> **EXERCISE AIM**
Scan the listing and work out how many lines contain the word "name". Nothing but the number should be given.

## Begin RECORDS

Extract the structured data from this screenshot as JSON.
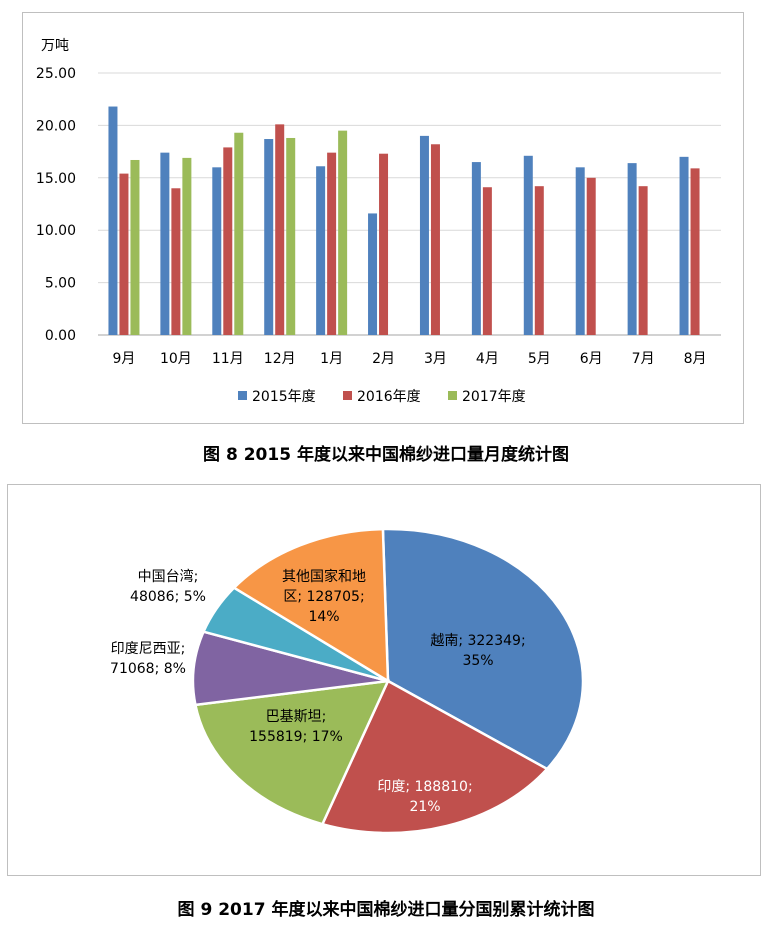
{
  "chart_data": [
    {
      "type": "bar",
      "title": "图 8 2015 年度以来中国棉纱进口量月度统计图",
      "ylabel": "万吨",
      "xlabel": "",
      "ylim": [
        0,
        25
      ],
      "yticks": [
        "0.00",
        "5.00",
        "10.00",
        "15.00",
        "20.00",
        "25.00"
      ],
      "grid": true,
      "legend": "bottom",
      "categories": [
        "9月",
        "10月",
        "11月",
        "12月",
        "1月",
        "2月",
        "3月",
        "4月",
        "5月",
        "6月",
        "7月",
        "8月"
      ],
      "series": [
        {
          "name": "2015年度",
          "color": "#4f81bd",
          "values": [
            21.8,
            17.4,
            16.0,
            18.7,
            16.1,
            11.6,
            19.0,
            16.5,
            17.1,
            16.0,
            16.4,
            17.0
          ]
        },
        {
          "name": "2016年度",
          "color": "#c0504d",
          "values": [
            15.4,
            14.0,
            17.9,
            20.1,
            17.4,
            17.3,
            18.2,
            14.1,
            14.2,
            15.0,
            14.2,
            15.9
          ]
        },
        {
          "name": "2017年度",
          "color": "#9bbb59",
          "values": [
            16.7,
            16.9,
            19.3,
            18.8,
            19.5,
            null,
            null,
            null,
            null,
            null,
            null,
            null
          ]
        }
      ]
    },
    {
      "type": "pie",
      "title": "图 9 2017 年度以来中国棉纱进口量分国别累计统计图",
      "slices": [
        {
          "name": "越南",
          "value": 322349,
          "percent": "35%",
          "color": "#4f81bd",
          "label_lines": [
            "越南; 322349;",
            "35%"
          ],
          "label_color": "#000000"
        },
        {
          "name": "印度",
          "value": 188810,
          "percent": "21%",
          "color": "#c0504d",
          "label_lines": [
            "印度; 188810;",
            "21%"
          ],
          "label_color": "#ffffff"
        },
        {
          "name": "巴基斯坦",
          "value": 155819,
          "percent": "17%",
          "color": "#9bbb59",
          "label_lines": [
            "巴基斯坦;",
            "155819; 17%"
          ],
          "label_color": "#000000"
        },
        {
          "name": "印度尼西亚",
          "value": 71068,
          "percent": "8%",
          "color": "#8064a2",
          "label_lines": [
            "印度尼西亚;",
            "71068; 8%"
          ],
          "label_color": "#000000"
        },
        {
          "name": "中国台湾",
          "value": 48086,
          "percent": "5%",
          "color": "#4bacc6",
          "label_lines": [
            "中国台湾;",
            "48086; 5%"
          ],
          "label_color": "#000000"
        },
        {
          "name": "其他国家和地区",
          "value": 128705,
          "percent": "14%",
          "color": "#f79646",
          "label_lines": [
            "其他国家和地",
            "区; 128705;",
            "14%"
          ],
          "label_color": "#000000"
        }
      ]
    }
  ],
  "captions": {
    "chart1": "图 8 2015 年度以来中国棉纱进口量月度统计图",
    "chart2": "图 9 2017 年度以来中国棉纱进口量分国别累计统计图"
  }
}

## End RECORDS

> **OUTPUT OF THE EXERCISE**
9